Objective> Print out every line, exactly as written.

Provided data>
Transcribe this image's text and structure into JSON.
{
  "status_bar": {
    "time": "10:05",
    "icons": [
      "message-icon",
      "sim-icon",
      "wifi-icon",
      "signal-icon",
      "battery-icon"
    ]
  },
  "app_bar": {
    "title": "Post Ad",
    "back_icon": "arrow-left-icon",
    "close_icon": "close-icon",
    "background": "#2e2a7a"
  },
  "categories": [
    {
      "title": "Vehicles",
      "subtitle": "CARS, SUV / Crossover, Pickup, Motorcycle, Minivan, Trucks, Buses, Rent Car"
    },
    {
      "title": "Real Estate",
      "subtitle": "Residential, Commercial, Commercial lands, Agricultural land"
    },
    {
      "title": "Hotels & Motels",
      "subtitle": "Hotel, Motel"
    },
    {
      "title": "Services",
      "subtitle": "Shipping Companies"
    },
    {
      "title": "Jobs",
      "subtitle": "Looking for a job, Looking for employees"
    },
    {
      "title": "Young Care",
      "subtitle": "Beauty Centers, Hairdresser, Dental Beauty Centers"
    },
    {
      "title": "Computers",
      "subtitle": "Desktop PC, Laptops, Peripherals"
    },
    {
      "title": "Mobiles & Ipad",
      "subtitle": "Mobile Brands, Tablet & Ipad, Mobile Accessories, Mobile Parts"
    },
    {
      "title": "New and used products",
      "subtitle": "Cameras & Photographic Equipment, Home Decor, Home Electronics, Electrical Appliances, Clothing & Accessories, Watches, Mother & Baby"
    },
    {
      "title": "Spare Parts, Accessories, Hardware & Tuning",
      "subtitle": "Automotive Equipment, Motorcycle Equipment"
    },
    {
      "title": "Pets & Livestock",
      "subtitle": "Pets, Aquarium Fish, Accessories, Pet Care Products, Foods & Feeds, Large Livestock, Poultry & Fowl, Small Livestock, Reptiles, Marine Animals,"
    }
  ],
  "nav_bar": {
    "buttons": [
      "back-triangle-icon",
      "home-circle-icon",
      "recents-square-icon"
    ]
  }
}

Solution for this task>
Transcribe this image's text and structure into JSON.
{
  "status_bar": {
    "time": "10:05",
    "icons": [
      "message-icon",
      "sim-icon",
      "wifi-icon",
      "signal-icon",
      "battery-icon"
    ]
  },
  "app_bar": {
    "title": "Post Ad",
    "back_icon": "arrow-left-icon",
    "close_icon": "close-icon",
    "background": "#2e2a7a"
  },
  "categories": [
    {
      "title": "Vehicles",
      "subtitle": "CARS, SUV / Crossover, Pickup, Motorcycle, Minivan, Trucks, Buses, Rent Car"
    },
    {
      "title": "Real Estate",
      "subtitle": "Residential, Commercial, Commercial lands, Agricultural land"
    },
    {
      "title": "Hotels & Motels",
      "subtitle": "Hotel, Motel"
    },
    {
      "title": "Services",
      "subtitle": "Shipping Companies"
    },
    {
      "title": "Jobs",
      "subtitle": "Looking for a job, Looking for employees"
    },
    {
      "title": "Young Care",
      "subtitle": "Beauty Centers, Hairdresser, Dental Beauty Centers"
    },
    {
      "title": "Computers",
      "subtitle": "Desktop PC, Laptops, Peripherals"
    },
    {
      "title": "Mobiles & Ipad",
      "subtitle": "Mobile Brands, Tablet & Ipad, Mobile Accessories, Mobile Parts"
    },
    {
      "title": "New and used products",
      "subtitle": "Cameras & Photographic Equipment, Home Decor, Home Electronics, Electrical Appliances, Clothing & Accessories, Watches, Mother & Baby"
    },
    {
      "title": "Spare Parts, Accessories, Hardware & Tuning",
      "subtitle": "Automotive Equipment, Motorcycle Equipment"
    },
    {
      "title": "Pets & Livestock",
      "subtitle": "Pets, Aquarium Fish, Accessories, Pet Care Products, Foods & Feeds, Large Livestock, Poultry & Fowl, Small Livestock, Reptiles, Marine Animals,"
    }
  ],
  "nav_bar": {
    "buttons": [
      "back-triangle-icon",
      "home-circle-icon",
      "recents-square-icon"
    ]
  }
}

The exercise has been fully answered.